• _INSTRUCTIONS TO FOLLOW_
Return the records exactly as they are.

• _DATA LINES_
# # #
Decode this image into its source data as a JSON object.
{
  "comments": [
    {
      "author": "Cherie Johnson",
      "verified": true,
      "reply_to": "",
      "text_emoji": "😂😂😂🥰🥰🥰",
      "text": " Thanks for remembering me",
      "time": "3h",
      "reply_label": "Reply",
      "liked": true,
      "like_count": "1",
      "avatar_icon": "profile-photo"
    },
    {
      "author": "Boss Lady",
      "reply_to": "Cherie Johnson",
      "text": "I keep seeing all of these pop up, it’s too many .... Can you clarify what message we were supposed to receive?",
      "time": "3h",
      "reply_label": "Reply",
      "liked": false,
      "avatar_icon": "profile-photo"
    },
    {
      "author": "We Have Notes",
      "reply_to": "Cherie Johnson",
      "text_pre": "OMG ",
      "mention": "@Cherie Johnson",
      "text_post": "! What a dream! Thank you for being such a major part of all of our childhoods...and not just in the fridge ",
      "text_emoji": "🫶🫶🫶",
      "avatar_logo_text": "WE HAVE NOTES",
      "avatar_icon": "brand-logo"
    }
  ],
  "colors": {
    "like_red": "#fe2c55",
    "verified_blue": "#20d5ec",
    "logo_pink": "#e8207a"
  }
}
# # #
• _ANSWER BELOW_
Decode this image into its source data as a JSON object.
{
  "comments": [
    {
      "author": "Cherie Johnson",
      "verified": true,
      "reply_to": "",
      "text_emoji": "😂😂😂🥰🥰🥰",
      "text": " Thanks for remembering me",
      "time": "3h",
      "reply_label": "Reply",
      "liked": true,
      "like_count": "1",
      "avatar_icon": "profile-photo"
    },
    {
      "author": "Boss Lady",
      "reply_to": "Cherie Johnson",
      "text": "I keep seeing all of these pop up, it’s too many .... Can you clarify what message we were supposed to receive?",
      "time": "3h",
      "reply_label": "Reply",
      "liked": false,
      "avatar_icon": "profile-photo"
    },
    {
      "author": "We Have Notes",
      "reply_to": "Cherie Johnson",
      "text_pre": "OMG ",
      "mention": "@Cherie Johnson",
      "text_post": "! What a dream! Thank you for being such a major part of all of our childhoods...and not just in the fridge ",
      "text_emoji": "🫶🫶🫶",
      "avatar_logo_text": "WE HAVE NOTES",
      "avatar_icon": "brand-logo"
    }
  ],
  "colors": {
    "like_red": "#fe2c55",
    "verified_blue": "#20d5ec",
    "logo_pink": "#e8207a"
  }
}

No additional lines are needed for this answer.